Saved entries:
* * * * *
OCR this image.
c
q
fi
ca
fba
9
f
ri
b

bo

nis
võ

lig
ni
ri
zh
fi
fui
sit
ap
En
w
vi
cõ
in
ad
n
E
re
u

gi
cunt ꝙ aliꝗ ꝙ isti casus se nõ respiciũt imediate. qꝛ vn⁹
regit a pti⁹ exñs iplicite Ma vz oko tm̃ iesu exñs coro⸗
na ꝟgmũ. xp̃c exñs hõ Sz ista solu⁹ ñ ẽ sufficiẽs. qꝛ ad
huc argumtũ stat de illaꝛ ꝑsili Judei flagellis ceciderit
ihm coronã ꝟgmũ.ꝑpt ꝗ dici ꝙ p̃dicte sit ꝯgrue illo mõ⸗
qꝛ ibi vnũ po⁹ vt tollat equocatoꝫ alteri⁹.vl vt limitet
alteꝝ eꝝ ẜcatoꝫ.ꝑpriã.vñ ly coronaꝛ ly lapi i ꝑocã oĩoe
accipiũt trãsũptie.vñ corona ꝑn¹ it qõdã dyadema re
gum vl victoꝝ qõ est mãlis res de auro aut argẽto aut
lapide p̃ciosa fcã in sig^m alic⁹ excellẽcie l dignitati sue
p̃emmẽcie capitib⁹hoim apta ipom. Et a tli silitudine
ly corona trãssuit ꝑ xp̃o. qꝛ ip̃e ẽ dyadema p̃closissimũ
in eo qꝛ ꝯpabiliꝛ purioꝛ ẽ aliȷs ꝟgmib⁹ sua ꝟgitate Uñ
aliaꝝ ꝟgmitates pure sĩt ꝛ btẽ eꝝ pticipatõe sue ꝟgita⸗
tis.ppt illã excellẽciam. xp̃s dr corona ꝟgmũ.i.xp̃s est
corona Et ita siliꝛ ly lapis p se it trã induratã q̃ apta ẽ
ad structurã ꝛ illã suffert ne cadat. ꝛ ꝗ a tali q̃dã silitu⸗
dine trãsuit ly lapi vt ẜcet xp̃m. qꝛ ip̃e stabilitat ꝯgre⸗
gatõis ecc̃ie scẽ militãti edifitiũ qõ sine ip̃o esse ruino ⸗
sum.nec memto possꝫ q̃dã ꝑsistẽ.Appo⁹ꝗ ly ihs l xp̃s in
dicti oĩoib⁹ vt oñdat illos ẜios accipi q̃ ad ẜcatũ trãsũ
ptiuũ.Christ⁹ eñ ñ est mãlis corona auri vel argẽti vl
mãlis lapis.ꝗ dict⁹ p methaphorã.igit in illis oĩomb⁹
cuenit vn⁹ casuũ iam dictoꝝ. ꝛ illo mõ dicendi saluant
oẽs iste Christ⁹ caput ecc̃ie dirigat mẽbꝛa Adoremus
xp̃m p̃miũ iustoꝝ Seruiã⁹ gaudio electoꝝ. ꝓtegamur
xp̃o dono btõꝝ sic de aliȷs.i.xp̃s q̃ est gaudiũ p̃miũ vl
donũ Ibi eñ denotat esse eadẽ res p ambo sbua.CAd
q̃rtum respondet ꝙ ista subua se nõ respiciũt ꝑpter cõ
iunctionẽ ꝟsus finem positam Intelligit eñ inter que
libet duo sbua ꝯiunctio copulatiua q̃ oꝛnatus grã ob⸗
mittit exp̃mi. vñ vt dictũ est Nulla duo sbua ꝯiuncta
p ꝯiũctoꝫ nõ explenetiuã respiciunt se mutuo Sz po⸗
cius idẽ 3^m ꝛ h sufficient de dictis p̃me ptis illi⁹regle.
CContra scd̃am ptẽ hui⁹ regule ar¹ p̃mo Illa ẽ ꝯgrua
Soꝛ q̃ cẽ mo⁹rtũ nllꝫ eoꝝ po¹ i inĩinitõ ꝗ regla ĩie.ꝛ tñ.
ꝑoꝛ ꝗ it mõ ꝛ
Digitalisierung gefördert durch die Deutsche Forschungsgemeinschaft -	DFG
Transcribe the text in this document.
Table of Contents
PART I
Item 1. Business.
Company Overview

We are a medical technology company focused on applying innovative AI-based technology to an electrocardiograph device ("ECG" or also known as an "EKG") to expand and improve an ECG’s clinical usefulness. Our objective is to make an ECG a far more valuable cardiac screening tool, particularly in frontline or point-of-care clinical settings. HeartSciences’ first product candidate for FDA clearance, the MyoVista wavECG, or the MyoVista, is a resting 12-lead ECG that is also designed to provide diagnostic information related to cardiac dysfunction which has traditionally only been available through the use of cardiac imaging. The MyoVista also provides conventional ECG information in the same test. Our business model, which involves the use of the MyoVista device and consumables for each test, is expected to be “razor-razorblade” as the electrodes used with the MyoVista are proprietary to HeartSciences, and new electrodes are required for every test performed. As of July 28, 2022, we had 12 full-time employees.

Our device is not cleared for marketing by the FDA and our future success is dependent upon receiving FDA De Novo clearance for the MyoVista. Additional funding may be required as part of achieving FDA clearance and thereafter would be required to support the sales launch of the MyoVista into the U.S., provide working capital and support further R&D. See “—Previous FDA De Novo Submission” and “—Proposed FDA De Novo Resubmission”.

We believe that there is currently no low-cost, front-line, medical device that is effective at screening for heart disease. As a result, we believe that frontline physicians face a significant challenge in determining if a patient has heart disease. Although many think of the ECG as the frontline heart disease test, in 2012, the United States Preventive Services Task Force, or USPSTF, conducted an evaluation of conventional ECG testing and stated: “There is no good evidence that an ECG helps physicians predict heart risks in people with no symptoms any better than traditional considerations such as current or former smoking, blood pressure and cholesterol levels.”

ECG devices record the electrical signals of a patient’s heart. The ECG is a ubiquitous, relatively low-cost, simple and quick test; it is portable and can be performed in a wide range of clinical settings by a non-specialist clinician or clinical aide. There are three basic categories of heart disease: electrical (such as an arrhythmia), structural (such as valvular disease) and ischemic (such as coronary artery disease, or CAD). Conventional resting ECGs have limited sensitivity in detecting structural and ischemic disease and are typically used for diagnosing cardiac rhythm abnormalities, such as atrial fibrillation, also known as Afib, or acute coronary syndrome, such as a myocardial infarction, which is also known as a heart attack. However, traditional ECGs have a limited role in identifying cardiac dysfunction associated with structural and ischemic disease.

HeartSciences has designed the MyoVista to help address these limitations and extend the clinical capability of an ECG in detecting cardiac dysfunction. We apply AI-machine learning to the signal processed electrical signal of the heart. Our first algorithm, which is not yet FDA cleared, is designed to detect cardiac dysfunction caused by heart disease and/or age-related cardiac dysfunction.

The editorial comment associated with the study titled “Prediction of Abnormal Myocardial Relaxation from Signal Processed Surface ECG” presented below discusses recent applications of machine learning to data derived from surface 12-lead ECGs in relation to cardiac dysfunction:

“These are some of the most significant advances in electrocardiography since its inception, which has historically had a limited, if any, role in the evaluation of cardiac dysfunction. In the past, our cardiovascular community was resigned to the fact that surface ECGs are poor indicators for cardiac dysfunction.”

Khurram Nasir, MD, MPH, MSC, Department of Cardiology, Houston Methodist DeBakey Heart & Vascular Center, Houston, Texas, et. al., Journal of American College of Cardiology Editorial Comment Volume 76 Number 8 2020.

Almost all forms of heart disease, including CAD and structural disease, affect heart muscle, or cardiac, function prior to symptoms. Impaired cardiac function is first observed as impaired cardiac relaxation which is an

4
* * * * *
Tally how many lines of the material contain the word "provide". The answer must be the number and nothing else.

* **Written response**
2